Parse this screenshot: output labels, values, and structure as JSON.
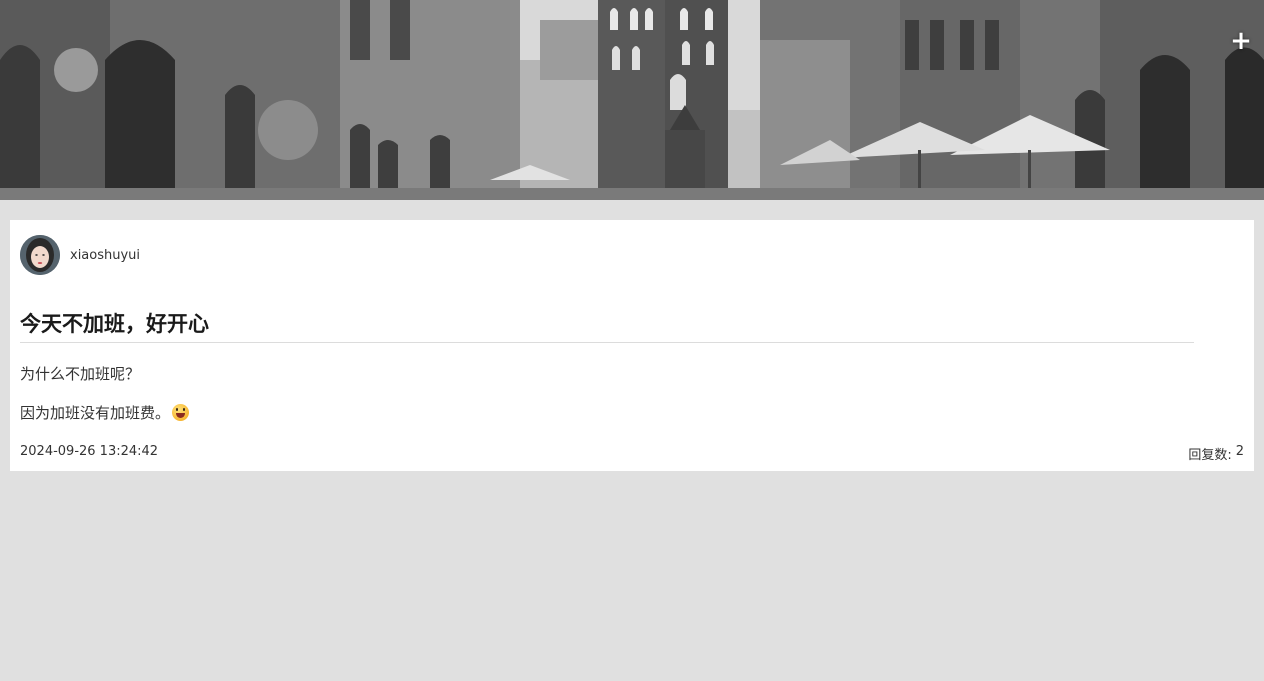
{
  "header": {
    "add_button_label": "+"
  },
  "post": {
    "author": "xiaoshuyui",
    "title": "今天不加班，好开心",
    "paragraphs": [
      "为什么不加班呢？",
      "因为加班没有加班费。"
    ],
    "emoji": "grinning-face-emoji",
    "date": "2024-09-26 13:24:42",
    "replies_label": "回复数:",
    "replies_count": "2"
  },
  "colors": {
    "background": "#e0e0e0",
    "card": "#ffffff",
    "text": "#222222"
  }
}
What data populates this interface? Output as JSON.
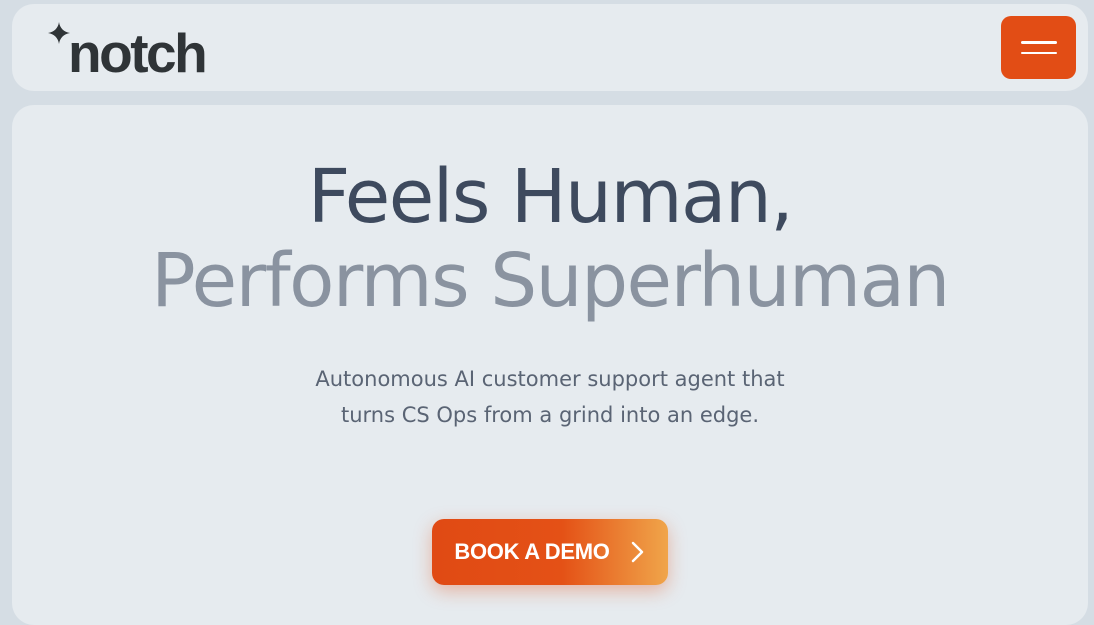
{
  "brand": {
    "name": "notch",
    "logo_icon": "sparkle-icon"
  },
  "header": {
    "menu_icon": "hamburger-menu-icon"
  },
  "hero": {
    "headline_line1": "Feels Human,",
    "headline_line2": "Performs Superhuman",
    "subheadline": "Autonomous AI customer support agent that turns CS Ops from a grind into an edge.",
    "cta_label": "BOOK A DEMO",
    "cta_icon": "chevron-right-icon"
  },
  "colors": {
    "page_background": "#d5dde4",
    "card_background": "#e6ebef",
    "accent": "#e24d15",
    "headline_dark": "#3e4a5e",
    "headline_light": "#8a93a0",
    "logo_text": "#2f3437"
  }
}
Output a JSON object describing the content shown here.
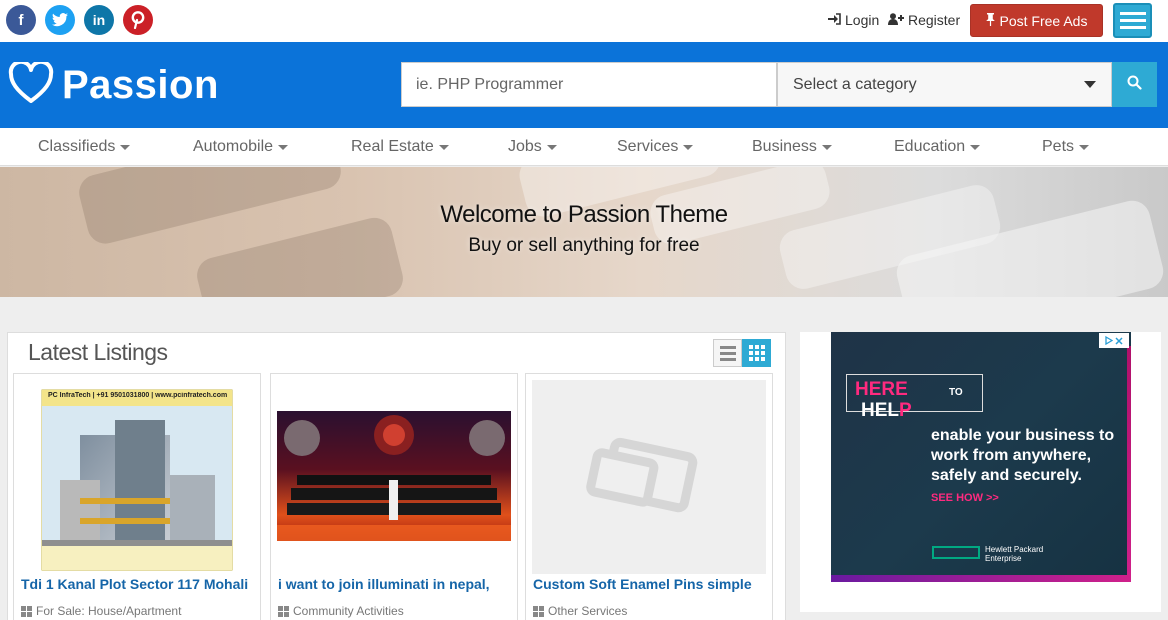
{
  "topbar": {
    "social": [
      {
        "name": "facebook",
        "glyph": "f",
        "color": "#3b5998"
      },
      {
        "name": "twitter",
        "glyph": "t",
        "color": "#1da1f2"
      },
      {
        "name": "linkedin",
        "glyph": "in",
        "color": "#0e76a8"
      },
      {
        "name": "pinterest",
        "glyph": "p",
        "color": "#cb2027"
      }
    ],
    "login_label": "Login",
    "register_label": "Register",
    "post_label": "Post Free Ads"
  },
  "header": {
    "logo_text": "Passion",
    "search_placeholder": "ie. PHP Programmer",
    "category_placeholder": "Select a category",
    "accent": "#0b73d9"
  },
  "nav": {
    "items": [
      "Classifieds",
      "Automobile",
      "Real Estate",
      "Jobs",
      "Services",
      "Business",
      "Education",
      "Pets"
    ]
  },
  "hero": {
    "title": "Welcome to Passion Theme",
    "subtitle": "Buy or sell anything for free"
  },
  "listings": {
    "title": "Latest Listings",
    "cards": [
      {
        "title": "Tdi 1 Kanal Plot Sector 117 Mohali",
        "category": "For Sale: House/Apartment",
        "image_caption": "PC InfraTech | +91 9501031800 | www.pcinfratech.com"
      },
      {
        "title": "i want to join illuminati in nepal,",
        "category": "Community Activities"
      },
      {
        "title": "Custom Soft Enamel Pins simple",
        "category": "Other Services"
      }
    ]
  },
  "ad": {
    "here": "HERE",
    "to": "TO",
    "help_a": "HEL",
    "help_b": "P",
    "text": "enable your business to work from anywhere, safely and securely.",
    "see_how": "SEE HOW >>",
    "brand": "Hewlett Packard Enterprise"
  }
}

☆ ☆ ☆ ☆

*What to produce:* Write the records above out again exactly, with no pictures in your copy.

*Task solution:*
Parse this screenshot: output labels, values, and structure as JSON.
{
  "header": {
    "add_button_label": "+"
  },
  "post": {
    "author": "xiaoshuyui",
    "title": "今天不加班，好开心",
    "paragraphs": [
      "为什么不加班呢？",
      "因为加班没有加班费。"
    ],
    "emoji": "grinning-face-emoji",
    "date": "2024-09-26 13:24:42",
    "replies_label": "回复数:",
    "replies_count": "2"
  },
  "colors": {
    "background": "#e0e0e0",
    "card": "#ffffff",
    "text": "#222222"
  }
}
What data populates this interface? Output as JSON.
{
  "brand": {
    "name": "notch",
    "logo_icon": "sparkle-icon"
  },
  "header": {
    "menu_icon": "hamburger-menu-icon"
  },
  "hero": {
    "headline_line1": "Feels Human,",
    "headline_line2": "Performs Superhuman",
    "subheadline": "Autonomous AI customer support agent that turns CS Ops from a grind into an edge.",
    "cta_label": "BOOK A DEMO",
    "cta_icon": "chevron-right-icon"
  },
  "colors": {
    "page_background": "#d5dde4",
    "card_background": "#e6ebef",
    "accent": "#e24d15",
    "headline_dark": "#3e4a5e",
    "headline_light": "#8a93a0",
    "logo_text": "#2f3437"
  }
}
Output a JSON object describing the content shown here.
{
  "topbar": {
    "social": [
      {
        "name": "facebook",
        "glyph": "f",
        "color": "#3b5998"
      },
      {
        "name": "twitter",
        "glyph": "t",
        "color": "#1da1f2"
      },
      {
        "name": "linkedin",
        "glyph": "in",
        "color": "#0e76a8"
      },
      {
        "name": "pinterest",
        "glyph": "p",
        "color": "#cb2027"
      }
    ],
    "login_label": "Login",
    "register_label": "Register",
    "post_label": "Post Free Ads"
  },
  "header": {
    "logo_text": "Passion",
    "search_placeholder": "ie. PHP Programmer",
    "category_placeholder": "Select a category",
    "accent": "#0b73d9"
  },
  "nav": {
    "items": [
      "Classifieds",
      "Automobile",
      "Real Estate",
      "Jobs",
      "Services",
      "Business",
      "Education",
      "Pets"
    ]
  },
  "hero": {
    "title": "Welcome to Passion Theme",
    "subtitle": "Buy or sell anything for free"
  },
  "listings": {
    "title": "Latest Listings",
    "cards": [
      {
        "title": "Tdi 1 Kanal Plot Sector 117 Mohali",
        "category": "For Sale: House/Apartment",
        "image_caption": "PC InfraTech | +91 9501031800 | www.pcinfratech.com"
      },
      {
        "title": "i want to join illuminati in nepal,",
        "category": "Community Activities"
      },
      {
        "title": "Custom Soft Enamel Pins simple",
        "category": "Other Services"
      }
    ]
  },
  "ad": {
    "here": "HERE",
    "to": "TO",
    "help_a": "HEL",
    "help_b": "P",
    "text": "enable your business to work from anywhere, safely and securely.",
    "see_how": "SEE HOW >>",
    "brand": "Hewlett Packard Enterprise"
  }
}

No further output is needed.